TEXTO EM ESTUDO
┌──

Aleluia! Aleluia! gretchen! Obrigado Senhor - Tudo esta saindo bem. Arranjei dinheiro para amanhã. espero que não ocorra nenhuma zebra, a barriga castigada de fome.Mesmo com estômago arreliado, uma pequenina vontade de beber uma dose de cachaça. Arre.A chuva continua. A salvadora da pátria foi a irmã de Seu Costa que deu-me vinte reais para aumentar uma grade de janela. Fui na irmã da rua 25 encomendou-me as duas grades. esta tudo dando certo. De vez enquanto a vontade de peidar, mas receio que venha merda. Quem me deu o recado foi Dona Neide a cunhada dela e de imediato dirigi-me para sua residência no Resende e trouxe logo a garde e o dinheiro. A vizinha da frente fecha o seu pequeno comercio .

Em casa, parece que todo mundo esta em pânico, mas como o rango já foi servido e todos encheram a pança. Inclusive Seu Pietro que mudou de canal e minha cunhada nem disse nada, se fosse eu gritaria comigo. Comprei uma banda de galeto assado, dois kilos de arroz e dois reais de cigarro Klint para minha cunhada. Seu Pietro estarrado na cama do casal, vendo tv.O cheirinho do meu calçãozinho. As três princesinhas estão finalmente reunidas nesse começo tarde. Brincam de estudar, sobre o cuidado da princesa maior Brunielle que é a professora. Seu Pietro sem pudor e nem respeito enfurnado no quarto de Larissa, deitado na cama dela com a maior cara de pau. Se fosse eu já tinha sido expulso sobre muito impropérios.Mas se tratando do 'filho' ninguém pode reclamar nada.É o amor da vida de minha cunhada. Digitei as primeiras folhas do diário que quero publicar.

└──

TRECHOS DE DADOS
┌──

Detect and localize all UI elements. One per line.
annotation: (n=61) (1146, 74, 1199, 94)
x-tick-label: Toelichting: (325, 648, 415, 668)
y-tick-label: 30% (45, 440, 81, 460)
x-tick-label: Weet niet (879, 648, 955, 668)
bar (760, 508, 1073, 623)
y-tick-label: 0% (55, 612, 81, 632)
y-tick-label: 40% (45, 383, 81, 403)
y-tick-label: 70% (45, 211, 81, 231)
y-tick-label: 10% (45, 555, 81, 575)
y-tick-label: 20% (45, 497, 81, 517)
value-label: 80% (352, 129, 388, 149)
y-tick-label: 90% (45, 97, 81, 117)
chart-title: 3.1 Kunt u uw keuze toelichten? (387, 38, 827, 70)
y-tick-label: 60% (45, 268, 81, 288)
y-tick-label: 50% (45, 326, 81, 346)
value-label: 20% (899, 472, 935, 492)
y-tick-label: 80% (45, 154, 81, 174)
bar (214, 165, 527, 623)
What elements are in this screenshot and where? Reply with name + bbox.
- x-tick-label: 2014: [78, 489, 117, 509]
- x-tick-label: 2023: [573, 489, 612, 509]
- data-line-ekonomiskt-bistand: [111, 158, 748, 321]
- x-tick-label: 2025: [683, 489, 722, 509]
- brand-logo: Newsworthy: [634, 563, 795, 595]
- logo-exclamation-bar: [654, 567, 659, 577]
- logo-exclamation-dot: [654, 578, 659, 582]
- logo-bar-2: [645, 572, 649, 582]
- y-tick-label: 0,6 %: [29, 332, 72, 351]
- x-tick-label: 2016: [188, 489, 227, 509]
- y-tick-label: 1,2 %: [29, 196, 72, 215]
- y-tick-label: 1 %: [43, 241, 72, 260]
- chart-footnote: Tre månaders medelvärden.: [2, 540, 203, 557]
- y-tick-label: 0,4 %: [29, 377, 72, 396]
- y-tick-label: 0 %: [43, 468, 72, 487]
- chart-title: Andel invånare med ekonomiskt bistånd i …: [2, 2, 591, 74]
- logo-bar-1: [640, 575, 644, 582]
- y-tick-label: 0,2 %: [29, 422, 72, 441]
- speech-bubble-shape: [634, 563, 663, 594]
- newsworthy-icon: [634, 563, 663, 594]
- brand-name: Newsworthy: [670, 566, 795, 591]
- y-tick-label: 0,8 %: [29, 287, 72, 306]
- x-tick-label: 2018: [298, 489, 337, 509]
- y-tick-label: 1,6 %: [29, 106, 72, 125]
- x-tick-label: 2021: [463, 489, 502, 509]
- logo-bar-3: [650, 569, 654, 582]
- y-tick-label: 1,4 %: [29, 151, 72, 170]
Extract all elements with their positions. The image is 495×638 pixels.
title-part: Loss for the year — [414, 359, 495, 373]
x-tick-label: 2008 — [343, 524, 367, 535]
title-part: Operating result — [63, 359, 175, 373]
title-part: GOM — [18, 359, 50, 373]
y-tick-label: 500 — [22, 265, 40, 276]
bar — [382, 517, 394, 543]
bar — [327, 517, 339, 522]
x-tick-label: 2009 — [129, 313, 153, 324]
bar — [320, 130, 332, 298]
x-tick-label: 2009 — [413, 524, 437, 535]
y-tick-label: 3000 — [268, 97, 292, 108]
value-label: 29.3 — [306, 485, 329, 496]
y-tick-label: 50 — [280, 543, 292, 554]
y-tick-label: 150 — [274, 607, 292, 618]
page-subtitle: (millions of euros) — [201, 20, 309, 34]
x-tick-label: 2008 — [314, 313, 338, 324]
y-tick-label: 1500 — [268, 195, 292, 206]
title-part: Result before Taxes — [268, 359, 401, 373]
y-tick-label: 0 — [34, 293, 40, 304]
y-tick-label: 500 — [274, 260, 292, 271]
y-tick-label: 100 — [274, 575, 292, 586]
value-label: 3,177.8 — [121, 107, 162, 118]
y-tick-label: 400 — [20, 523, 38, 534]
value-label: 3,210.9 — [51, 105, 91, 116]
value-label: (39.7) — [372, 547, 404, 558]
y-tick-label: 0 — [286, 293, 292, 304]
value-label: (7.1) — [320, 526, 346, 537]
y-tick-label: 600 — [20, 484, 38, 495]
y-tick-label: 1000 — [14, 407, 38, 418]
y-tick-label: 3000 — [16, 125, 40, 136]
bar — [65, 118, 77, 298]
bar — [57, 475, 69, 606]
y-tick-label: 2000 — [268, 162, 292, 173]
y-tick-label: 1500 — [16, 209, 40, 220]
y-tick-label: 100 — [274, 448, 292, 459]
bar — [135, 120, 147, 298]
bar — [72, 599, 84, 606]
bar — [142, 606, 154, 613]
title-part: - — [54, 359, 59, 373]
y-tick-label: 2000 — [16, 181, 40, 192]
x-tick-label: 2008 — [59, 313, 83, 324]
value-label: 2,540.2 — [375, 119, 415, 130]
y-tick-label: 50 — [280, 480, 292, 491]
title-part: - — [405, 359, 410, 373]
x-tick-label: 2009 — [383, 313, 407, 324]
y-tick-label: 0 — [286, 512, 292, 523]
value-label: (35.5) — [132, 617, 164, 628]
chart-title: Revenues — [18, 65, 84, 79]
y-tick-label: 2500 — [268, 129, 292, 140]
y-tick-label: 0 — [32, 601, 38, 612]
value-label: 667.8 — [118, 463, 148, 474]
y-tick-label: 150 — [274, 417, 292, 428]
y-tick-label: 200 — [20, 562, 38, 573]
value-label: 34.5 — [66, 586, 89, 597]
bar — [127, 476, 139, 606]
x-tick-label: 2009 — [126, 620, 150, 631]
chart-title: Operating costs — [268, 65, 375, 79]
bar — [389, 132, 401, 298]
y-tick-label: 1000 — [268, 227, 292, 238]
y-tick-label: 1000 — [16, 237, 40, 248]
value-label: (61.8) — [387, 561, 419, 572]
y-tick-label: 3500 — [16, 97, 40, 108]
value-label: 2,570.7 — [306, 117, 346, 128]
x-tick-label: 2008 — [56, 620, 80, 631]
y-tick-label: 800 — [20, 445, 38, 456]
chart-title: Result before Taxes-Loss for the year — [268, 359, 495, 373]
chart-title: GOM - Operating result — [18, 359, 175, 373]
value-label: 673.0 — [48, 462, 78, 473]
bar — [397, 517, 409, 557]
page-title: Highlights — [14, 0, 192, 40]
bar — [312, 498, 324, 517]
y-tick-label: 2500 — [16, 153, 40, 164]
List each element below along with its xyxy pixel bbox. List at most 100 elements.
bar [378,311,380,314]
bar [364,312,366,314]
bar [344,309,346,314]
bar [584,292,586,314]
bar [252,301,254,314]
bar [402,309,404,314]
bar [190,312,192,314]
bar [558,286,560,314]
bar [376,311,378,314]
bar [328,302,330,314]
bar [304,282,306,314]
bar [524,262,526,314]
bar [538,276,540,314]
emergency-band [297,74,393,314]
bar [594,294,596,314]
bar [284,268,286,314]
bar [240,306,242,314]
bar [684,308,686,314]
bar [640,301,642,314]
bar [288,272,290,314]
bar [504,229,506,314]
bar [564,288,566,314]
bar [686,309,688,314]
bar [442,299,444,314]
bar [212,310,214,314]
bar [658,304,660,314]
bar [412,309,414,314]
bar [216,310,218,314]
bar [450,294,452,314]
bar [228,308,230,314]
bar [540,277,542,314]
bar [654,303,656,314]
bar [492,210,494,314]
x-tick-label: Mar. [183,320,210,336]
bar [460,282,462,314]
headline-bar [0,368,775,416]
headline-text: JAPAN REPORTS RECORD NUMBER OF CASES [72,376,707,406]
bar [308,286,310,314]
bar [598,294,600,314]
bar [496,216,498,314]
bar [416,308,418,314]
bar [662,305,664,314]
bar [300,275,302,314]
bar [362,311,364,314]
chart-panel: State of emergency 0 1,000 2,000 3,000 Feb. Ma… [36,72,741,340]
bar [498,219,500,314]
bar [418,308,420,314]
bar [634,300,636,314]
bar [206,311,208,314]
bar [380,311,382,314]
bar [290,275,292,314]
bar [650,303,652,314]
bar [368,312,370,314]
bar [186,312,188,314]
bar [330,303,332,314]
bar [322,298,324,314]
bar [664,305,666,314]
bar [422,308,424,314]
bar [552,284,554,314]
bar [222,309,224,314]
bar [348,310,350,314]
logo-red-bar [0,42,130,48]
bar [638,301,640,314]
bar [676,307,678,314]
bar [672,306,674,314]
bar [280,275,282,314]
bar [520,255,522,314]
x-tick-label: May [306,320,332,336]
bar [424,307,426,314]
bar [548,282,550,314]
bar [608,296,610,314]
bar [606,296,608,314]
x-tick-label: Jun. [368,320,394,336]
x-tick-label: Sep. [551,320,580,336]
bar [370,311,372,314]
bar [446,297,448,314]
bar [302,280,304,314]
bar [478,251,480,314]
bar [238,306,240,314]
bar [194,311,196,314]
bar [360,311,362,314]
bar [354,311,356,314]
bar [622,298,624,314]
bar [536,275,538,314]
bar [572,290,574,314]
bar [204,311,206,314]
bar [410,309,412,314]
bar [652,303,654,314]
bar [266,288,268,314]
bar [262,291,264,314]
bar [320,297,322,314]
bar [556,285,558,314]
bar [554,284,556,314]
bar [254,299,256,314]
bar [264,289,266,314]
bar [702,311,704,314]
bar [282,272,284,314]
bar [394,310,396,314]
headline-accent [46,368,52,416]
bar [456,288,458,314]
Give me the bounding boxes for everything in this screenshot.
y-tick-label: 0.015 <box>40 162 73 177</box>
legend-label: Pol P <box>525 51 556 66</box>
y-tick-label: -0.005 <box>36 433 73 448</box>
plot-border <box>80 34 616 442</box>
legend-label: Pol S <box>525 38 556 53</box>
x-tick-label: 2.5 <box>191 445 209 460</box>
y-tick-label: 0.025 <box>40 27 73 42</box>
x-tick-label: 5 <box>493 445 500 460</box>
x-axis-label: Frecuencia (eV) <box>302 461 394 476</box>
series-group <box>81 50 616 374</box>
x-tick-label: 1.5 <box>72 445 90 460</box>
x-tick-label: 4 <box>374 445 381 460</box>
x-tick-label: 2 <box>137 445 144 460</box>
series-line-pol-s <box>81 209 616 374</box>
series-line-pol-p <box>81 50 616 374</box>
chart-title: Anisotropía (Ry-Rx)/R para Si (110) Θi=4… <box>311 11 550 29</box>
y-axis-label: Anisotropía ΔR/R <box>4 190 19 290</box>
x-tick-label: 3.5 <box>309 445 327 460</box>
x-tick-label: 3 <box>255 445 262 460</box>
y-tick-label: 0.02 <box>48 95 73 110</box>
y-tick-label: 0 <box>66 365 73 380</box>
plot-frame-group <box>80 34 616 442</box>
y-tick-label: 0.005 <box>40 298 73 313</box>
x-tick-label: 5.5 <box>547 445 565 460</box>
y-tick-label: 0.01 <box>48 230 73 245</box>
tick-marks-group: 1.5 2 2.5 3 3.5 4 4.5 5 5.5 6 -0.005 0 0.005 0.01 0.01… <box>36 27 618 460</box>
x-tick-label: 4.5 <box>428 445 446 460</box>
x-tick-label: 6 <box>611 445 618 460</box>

└──

INSTRUÇÃO DA TAREFA
Transcreva o trecho de diário por inteiro, sem mudar nada. Os itens não têm nenhuma relação com o trecho de diário.

RESPOSTA DA TAREFA
Aleluia! Aleluia! gretchen! Obrigado Senhor - Tudo esta saindo bem. Arranjei dinheiro para amanhã. espero que não ocorra nenhuma zebra, a barriga castigada de fome.Mesmo com estômago arreliado, uma pequenina vontade de beber uma dose de cachaça. Arre.A chuva continua. A salvadora da pátria foi a irmã de Seu Costa que deu-me vinte reais para aumentar uma grade de janela. Fui na irmã da rua 25 encomendou-me as duas grades. esta tudo dando certo. De vez enquanto a vontade de peidar, mas receio que venha merda. Quem me deu o recado foi Dona Neide a cunhada dela e de imediato dirigi-me para sua residência no Resende e trouxe logo a garde e o dinheiro. A vizinha da frente fecha o seu pequeno comercio .

Em casa, parece que todo mundo esta em pânico, mas como o rango já foi servido e todos encheram a pança. Inclusive Seu Pietro que mudou de canal e minha cunhada nem disse nada, se fosse eu gritaria comigo. Comprei uma banda de galeto assado, dois kilos de arroz e dois reais de cigarro Klint para minha cunhada. Seu Pietro estarrado na cama do casal, vendo tv.O cheirinho do meu calçãozinho. As três princesinhas estão finalmente reunidas nesse começo tarde. Brincam de estudar, sobre o cuidado da princesa maior Brunielle que é a professora. Seu Pietro sem pudor e nem respeito enfurnado no quarto de Larissa, deitado na cama dela com a maior cara de pau. Se fosse eu já tinha sido expulso sobre muito impropérios.Mas se tratando do 'filho' ninguém pode reclamar nada.É o amor da vida de minha cunhada. Digitei as primeiras folhas do diário que quero publicar.